- Instructions to follow:
Please say how many lines of the listing hold "银行理财收益率", with no other words in the answer.

[Data items]
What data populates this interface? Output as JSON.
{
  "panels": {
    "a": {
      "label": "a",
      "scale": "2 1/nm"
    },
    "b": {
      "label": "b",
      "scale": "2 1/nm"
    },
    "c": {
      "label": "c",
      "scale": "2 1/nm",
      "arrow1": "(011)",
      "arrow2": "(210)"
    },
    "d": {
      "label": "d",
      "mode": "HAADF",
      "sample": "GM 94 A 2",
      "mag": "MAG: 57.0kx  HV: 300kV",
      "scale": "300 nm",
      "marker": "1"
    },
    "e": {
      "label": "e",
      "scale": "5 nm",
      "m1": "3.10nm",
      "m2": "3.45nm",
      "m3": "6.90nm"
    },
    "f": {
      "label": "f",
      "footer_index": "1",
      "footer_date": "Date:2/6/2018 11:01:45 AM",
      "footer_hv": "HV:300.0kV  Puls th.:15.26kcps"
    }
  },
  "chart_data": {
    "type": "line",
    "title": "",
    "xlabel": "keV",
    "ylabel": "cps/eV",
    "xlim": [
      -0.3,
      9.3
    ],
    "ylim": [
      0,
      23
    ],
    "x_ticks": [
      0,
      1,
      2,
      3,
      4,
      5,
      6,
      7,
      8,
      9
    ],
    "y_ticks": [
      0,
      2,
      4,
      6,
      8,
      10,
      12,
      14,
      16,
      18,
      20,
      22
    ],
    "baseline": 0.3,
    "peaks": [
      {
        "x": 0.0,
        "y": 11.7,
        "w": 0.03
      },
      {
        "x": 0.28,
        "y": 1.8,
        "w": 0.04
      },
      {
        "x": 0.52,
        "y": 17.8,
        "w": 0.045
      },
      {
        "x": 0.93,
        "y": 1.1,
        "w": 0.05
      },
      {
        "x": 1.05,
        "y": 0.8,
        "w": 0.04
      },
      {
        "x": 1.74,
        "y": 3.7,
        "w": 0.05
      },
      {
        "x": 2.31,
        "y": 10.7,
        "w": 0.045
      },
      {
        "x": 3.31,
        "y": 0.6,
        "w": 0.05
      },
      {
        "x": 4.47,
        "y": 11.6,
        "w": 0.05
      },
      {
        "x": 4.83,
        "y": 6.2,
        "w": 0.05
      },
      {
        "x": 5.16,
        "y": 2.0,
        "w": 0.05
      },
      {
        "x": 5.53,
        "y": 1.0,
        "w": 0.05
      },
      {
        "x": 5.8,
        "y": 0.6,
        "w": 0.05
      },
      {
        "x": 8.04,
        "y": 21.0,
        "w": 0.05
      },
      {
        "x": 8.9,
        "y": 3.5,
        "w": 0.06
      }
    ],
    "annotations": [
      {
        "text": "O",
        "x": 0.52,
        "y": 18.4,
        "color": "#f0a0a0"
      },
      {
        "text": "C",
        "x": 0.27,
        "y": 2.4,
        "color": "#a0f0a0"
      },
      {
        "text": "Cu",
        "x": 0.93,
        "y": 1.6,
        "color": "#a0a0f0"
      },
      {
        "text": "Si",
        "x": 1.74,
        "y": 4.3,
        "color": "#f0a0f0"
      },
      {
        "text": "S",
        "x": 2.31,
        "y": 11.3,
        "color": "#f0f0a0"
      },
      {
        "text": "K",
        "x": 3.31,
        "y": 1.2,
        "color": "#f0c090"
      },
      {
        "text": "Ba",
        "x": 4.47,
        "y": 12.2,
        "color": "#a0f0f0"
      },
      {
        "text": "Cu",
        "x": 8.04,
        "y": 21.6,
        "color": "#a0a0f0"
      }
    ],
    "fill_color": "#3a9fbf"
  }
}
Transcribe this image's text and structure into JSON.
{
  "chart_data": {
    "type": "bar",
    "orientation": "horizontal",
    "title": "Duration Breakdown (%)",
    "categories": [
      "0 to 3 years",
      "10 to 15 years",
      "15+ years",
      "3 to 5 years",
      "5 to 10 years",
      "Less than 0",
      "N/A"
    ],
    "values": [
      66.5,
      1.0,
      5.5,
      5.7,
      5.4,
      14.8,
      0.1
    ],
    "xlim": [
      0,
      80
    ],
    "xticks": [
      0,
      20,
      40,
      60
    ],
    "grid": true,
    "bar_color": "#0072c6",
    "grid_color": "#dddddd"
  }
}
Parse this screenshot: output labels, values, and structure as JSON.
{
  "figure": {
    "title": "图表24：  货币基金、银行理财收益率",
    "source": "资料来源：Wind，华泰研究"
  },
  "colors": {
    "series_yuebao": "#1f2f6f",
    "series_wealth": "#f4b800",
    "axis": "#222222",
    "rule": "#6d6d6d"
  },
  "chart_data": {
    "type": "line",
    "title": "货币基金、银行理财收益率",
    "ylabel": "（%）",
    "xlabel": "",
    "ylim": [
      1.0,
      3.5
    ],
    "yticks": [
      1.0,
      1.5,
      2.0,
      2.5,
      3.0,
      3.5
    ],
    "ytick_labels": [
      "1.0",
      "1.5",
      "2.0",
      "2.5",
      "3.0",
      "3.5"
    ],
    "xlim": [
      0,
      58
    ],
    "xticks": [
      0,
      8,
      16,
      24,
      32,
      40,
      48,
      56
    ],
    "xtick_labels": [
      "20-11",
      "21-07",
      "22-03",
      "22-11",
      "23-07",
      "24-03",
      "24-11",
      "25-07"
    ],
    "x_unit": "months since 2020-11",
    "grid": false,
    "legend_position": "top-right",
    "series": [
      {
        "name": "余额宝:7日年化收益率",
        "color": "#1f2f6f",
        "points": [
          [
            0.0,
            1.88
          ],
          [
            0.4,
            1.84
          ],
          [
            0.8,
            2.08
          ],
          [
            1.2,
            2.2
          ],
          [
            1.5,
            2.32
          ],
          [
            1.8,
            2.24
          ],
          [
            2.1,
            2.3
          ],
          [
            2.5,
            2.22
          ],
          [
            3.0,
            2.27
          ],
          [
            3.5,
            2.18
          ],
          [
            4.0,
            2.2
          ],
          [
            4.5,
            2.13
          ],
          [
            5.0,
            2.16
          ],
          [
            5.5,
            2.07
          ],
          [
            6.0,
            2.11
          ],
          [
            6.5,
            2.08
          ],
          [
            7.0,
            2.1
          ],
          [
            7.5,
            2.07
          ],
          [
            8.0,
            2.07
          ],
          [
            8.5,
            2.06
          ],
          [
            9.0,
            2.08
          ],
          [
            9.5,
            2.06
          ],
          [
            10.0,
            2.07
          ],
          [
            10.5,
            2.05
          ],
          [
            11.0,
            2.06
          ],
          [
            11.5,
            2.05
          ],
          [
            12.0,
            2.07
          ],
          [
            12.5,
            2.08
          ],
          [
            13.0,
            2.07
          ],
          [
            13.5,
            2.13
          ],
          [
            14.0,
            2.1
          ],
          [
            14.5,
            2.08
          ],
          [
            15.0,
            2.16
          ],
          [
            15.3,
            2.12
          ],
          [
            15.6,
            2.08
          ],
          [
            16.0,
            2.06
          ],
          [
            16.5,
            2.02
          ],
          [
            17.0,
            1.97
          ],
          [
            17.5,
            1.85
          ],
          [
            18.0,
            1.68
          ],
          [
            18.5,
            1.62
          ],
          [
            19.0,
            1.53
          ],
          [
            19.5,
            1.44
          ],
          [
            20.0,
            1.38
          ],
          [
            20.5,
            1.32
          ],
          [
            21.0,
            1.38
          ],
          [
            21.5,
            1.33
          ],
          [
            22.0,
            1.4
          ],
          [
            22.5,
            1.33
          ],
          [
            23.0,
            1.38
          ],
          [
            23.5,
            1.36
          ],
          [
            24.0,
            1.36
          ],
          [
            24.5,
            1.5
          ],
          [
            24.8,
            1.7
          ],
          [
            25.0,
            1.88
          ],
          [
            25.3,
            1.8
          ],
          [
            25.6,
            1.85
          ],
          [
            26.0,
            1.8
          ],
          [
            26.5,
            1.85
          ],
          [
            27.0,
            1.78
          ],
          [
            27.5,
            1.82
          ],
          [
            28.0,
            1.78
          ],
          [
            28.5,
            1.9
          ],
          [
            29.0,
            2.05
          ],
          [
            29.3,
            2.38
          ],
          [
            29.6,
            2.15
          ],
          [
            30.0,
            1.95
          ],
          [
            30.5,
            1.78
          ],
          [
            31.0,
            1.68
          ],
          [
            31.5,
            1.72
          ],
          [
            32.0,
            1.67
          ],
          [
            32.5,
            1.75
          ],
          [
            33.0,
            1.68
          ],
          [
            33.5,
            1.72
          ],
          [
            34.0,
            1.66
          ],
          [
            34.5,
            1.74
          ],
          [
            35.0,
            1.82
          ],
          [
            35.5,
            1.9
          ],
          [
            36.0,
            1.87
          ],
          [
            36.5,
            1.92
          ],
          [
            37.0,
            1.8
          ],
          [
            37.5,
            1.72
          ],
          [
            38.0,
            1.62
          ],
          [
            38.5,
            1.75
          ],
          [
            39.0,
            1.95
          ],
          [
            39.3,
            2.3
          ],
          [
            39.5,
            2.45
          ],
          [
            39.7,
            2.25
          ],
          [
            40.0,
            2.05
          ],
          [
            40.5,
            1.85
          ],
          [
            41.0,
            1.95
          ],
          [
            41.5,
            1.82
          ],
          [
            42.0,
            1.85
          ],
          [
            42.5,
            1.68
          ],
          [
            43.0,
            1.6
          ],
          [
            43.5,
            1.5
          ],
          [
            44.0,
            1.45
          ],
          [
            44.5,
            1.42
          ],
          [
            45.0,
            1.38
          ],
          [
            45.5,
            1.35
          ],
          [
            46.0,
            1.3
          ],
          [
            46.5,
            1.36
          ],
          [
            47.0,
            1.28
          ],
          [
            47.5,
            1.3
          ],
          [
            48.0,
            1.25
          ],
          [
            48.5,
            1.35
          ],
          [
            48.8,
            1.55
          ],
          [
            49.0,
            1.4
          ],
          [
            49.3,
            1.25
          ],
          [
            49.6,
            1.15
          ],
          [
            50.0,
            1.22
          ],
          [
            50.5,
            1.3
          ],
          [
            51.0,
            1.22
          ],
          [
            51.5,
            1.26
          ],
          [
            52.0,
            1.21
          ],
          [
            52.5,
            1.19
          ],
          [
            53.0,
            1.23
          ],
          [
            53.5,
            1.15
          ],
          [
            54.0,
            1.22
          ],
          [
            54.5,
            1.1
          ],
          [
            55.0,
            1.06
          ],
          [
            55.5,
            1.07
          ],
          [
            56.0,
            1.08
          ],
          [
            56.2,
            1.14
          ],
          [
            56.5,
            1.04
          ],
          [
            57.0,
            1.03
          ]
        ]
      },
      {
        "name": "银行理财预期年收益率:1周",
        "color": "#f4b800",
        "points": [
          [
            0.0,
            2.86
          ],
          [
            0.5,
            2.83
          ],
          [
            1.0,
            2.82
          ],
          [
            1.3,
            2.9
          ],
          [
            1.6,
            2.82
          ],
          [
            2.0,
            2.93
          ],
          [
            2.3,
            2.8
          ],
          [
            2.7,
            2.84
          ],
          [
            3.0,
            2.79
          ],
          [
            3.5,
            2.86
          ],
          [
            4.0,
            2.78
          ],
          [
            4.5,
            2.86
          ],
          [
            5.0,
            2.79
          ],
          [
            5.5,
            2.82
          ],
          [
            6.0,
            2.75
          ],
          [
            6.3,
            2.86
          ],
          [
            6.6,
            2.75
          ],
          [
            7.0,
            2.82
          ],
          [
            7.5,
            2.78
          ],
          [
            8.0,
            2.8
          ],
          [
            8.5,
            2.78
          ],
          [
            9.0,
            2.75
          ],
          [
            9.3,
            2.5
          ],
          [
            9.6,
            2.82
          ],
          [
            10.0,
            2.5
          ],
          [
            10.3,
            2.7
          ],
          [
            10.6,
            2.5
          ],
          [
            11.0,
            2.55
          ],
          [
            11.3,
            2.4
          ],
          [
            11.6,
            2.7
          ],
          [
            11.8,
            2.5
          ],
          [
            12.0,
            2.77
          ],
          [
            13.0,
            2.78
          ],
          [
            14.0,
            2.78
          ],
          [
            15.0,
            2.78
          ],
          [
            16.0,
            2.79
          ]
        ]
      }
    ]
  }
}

- Answer for the task:
2